## [SHORT PROBLEM]
Please give the listing again in its entirety, exactly as written.

## [RECORDS FOR PROCESSING]
════

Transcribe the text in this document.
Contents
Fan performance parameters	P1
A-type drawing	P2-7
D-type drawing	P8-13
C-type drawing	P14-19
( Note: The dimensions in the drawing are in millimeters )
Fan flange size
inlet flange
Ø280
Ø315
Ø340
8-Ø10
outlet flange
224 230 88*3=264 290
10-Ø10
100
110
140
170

════

## [ANSWER TO THE PROBLEM]
Transcribe the text in this document.
Contents
Fan performance parameters	P1
A-type drawing	P2-7
D-type drawing	P8-13
C-type drawing	P14-19
( Note: The dimensions in the drawing are in millimeters )
Fan flange size
inlet flange
Ø280
Ø315
Ø340
8-Ø10
outlet flange
224 230 88*3=264 290
10-Ø10
100
110
140
170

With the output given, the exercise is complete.